• **Task brief**: Please reproduce the data in its entirety, word for word.

*** Dataset records Section Begins ***

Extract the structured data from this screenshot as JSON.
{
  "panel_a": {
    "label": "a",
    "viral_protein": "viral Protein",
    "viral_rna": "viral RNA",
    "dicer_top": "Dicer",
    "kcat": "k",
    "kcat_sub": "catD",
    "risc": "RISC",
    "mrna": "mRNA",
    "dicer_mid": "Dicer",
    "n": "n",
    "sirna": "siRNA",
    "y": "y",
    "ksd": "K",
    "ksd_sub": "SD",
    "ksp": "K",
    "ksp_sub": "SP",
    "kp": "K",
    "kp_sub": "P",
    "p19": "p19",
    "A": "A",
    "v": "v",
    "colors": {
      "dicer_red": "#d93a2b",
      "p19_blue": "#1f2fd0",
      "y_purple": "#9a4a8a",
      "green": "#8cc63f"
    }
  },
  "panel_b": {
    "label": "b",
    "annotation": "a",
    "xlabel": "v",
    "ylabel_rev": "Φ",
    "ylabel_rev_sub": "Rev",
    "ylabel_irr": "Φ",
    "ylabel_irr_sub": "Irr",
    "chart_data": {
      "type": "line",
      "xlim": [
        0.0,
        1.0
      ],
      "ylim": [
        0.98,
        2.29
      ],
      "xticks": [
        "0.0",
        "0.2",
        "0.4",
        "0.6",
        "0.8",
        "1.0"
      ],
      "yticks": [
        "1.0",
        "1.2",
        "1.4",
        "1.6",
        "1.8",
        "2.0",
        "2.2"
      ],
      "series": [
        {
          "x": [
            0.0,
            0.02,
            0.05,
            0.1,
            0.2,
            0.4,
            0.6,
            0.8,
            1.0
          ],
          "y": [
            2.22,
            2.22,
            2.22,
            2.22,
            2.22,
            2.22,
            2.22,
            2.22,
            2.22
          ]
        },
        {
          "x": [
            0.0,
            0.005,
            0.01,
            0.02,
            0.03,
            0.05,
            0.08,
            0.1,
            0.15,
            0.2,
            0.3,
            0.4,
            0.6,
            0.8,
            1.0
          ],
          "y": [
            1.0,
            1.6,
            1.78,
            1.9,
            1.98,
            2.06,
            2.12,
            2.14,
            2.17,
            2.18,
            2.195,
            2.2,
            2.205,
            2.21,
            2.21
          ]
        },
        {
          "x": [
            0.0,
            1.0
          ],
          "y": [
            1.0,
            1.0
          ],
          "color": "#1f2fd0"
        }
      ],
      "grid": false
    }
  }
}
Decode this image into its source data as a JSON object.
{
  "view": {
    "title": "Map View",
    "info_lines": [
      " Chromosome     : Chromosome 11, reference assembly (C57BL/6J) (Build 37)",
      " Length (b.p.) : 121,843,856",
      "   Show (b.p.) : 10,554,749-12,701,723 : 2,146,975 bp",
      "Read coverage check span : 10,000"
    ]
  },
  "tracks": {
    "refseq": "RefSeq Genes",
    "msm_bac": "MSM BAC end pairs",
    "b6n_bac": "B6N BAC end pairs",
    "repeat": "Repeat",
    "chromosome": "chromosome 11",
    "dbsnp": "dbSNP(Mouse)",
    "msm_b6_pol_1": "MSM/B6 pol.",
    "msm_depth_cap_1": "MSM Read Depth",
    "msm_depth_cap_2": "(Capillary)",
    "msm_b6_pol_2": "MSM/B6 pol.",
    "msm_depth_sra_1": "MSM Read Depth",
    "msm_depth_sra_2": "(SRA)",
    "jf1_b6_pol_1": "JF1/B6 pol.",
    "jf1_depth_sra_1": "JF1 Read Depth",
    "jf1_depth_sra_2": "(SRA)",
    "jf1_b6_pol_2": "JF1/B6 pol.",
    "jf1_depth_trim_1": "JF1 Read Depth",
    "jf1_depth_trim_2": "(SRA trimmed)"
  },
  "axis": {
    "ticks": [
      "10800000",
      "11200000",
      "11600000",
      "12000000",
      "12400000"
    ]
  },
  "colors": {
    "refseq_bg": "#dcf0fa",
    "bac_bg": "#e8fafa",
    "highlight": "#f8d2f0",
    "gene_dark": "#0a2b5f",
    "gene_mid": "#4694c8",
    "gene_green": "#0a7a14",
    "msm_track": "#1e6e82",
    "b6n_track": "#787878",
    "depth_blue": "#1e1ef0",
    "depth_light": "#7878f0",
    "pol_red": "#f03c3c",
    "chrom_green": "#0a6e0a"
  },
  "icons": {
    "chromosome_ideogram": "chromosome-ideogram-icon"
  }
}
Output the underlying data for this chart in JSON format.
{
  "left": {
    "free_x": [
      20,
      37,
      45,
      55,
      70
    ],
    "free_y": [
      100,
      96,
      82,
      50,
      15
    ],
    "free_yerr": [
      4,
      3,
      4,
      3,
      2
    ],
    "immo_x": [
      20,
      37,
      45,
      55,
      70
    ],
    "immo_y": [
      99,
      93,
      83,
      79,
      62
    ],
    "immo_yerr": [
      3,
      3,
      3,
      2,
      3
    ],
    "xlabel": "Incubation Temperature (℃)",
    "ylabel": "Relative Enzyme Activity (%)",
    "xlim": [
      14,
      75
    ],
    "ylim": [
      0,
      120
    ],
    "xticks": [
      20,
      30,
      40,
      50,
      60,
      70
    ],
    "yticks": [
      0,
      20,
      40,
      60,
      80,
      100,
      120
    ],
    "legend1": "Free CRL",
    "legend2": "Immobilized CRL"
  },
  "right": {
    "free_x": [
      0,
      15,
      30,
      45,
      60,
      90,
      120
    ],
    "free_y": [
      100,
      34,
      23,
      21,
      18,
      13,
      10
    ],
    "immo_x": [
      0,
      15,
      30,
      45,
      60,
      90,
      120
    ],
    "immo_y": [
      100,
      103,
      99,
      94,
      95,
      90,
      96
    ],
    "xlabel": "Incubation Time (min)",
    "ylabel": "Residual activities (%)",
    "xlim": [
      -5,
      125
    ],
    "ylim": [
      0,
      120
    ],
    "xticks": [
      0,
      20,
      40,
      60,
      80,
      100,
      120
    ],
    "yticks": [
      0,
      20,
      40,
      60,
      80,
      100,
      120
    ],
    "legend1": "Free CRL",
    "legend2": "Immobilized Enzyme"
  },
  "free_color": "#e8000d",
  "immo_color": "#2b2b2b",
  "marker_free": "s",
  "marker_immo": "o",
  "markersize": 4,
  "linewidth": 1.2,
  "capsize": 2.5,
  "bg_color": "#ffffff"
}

*** Dataset records Section Ends ***

• **Response box**:
Extract the structured data from this screenshot as JSON.
{
  "panel_a": {
    "label": "a",
    "viral_protein": "viral Protein",
    "viral_rna": "viral RNA",
    "dicer_top": "Dicer",
    "kcat": "k",
    "kcat_sub": "catD",
    "risc": "RISC",
    "mrna": "mRNA",
    "dicer_mid": "Dicer",
    "n": "n",
    "sirna": "siRNA",
    "y": "y",
    "ksd": "K",
    "ksd_sub": "SD",
    "ksp": "K",
    "ksp_sub": "SP",
    "kp": "K",
    "kp_sub": "P",
    "p19": "p19",
    "A": "A",
    "v": "v",
    "colors": {
      "dicer_red": "#d93a2b",
      "p19_blue": "#1f2fd0",
      "y_purple": "#9a4a8a",
      "green": "#8cc63f"
    }
  },
  "panel_b": {
    "label": "b",
    "annotation": "a",
    "xlabel": "v",
    "ylabel_rev": "Φ",
    "ylabel_rev_sub": "Rev",
    "ylabel_irr": "Φ",
    "ylabel_irr_sub": "Irr",
    "chart_data": {
      "type": "line",
      "xlim": [
        0.0,
        1.0
      ],
      "ylim": [
        0.98,
        2.29
      ],
      "xticks": [
        "0.0",
        "0.2",
        "0.4",
        "0.6",
        "0.8",
        "1.0"
      ],
      "yticks": [
        "1.0",
        "1.2",
        "1.4",
        "1.6",
        "1.8",
        "2.0",
        "2.2"
      ],
      "series": [
        {
          "x": [
            0.0,
            0.02,
            0.05,
            0.1,
            0.2,
            0.4,
            0.6,
            0.8,
            1.0
          ],
          "y": [
            2.22,
            2.22,
            2.22,
            2.22,
            2.22,
            2.22,
            2.22,
            2.22,
            2.22
          ]
        },
        {
          "x": [
            0.0,
            0.005,
            0.01,
            0.02,
            0.03,
            0.05,
            0.08,
            0.1,
            0.15,
            0.2,
            0.3,
            0.4,
            0.6,
            0.8,
            1.0
          ],
          "y": [
            1.0,
            1.6,
            1.78,
            1.9,
            1.98,
            2.06,
            2.12,
            2.14,
            2.17,
            2.18,
            2.195,
            2.2,
            2.205,
            2.21,
            2.21
          ]
        },
        {
          "x": [
            0.0,
            1.0
          ],
          "y": [
            1.0,
            1.0
          ],
          "color": "#1f2fd0"
        }
      ],
      "grid": false
    }
  }
}
Decode this image into its source data as a JSON object.
{
  "view": {
    "title": "Map View",
    "info_lines": [
      " Chromosome     : Chromosome 11, reference assembly (C57BL/6J) (Build 37)",
      " Length (b.p.) : 121,843,856",
      "   Show (b.p.) : 10,554,749-12,701,723 : 2,146,975 bp",
      "Read coverage check span : 10,000"
    ]
  },
  "tracks": {
    "refseq": "RefSeq Genes",
    "msm_bac": "MSM BAC end pairs",
    "b6n_bac": "B6N BAC end pairs",
    "repeat": "Repeat",
    "chromosome": "chromosome 11",
    "dbsnp": "dbSNP(Mouse)",
    "msm_b6_pol_1": "MSM/B6 pol.",
    "msm_depth_cap_1": "MSM Read Depth",
    "msm_depth_cap_2": "(Capillary)",
    "msm_b6_pol_2": "MSM/B6 pol.",
    "msm_depth_sra_1": "MSM Read Depth",
    "msm_depth_sra_2": "(SRA)",
    "jf1_b6_pol_1": "JF1/B6 pol.",
    "jf1_depth_sra_1": "JF1 Read Depth",
    "jf1_depth_sra_2": "(SRA)",
    "jf1_b6_pol_2": "JF1/B6 pol.",
    "jf1_depth_trim_1": "JF1 Read Depth",
    "jf1_depth_trim_2": "(SRA trimmed)"
  },
  "axis": {
    "ticks": [
      "10800000",
      "11200000",
      "11600000",
      "12000000",
      "12400000"
    ]
  },
  "colors": {
    "refseq_bg": "#dcf0fa",
    "bac_bg": "#e8fafa",
    "highlight": "#f8d2f0",
    "gene_dark": "#0a2b5f",
    "gene_mid": "#4694c8",
    "gene_green": "#0a7a14",
    "msm_track": "#1e6e82",
    "b6n_track": "#787878",
    "depth_blue": "#1e1ef0",
    "depth_light": "#7878f0",
    "pol_red": "#f03c3c",
    "chrom_green": "#0a6e0a"
  },
  "icons": {
    "chromosome_ideogram": "chromosome-ideogram-icon"
  }
}
Output the underlying data for this chart in JSON format.
{
  "left": {
    "free_x": [
      20,
      37,
      45,
      55,
      70
    ],
    "free_y": [
      100,
      96,
      82,
      50,
      15
    ],
    "free_yerr": [
      4,
      3,
      4,
      3,
      2
    ],
    "immo_x": [
      20,
      37,
      45,
      55,
      70
    ],
    "immo_y": [
      99,
      93,
      83,
      79,
      62
    ],
    "immo_yerr": [
      3,
      3,
      3,
      2,
      3
    ],
    "xlabel": "Incubation Temperature (℃)",
    "ylabel": "Relative Enzyme Activity (%)",
    "xlim": [
      14,
      75
    ],
    "ylim": [
      0,
      120
    ],
    "xticks": [
      20,
      30,
      40,
      50,
      60,
      70
    ],
    "yticks": [
      0,
      20,
      40,
      60,
      80,
      100,
      120
    ],
    "legend1": "Free CRL",
    "legend2": "Immobilized CRL"
  },
  "right": {
    "free_x": [
      0,
      15,
      30,
      45,
      60,
      90,
      120
    ],
    "free_y": [
      100,
      34,
      23,
      21,
      18,
      13,
      10
    ],
    "immo_x": [
      0,
      15,
      30,
      45,
      60,
      90,
      120
    ],
    "immo_y": [
      100,
      103,
      99,
      94,
      95,
      90,
      96
    ],
    "xlabel": "Incubation Time (min)",
    "ylabel": "Residual activities (%)",
    "xlim": [
      -5,
      125
    ],
    "ylim": [
      0,
      120
    ],
    "xticks": [
      0,
      20,
      40,
      60,
      80,
      100,
      120
    ],
    "yticks": [
      0,
      20,
      40,
      60,
      80,
      100,
      120
    ],
    "legend1": "Free CRL",
    "legend2": "Immobilized Enzyme"
  },
  "free_color": "#e8000d",
  "immo_color": "#2b2b2b",
  "marker_free": "s",
  "marker_immo": "o",
  "markersize": 4,
  "linewidth": 1.2,
  "capsize": 2.5,
  "bg_color": "#ffffff"
}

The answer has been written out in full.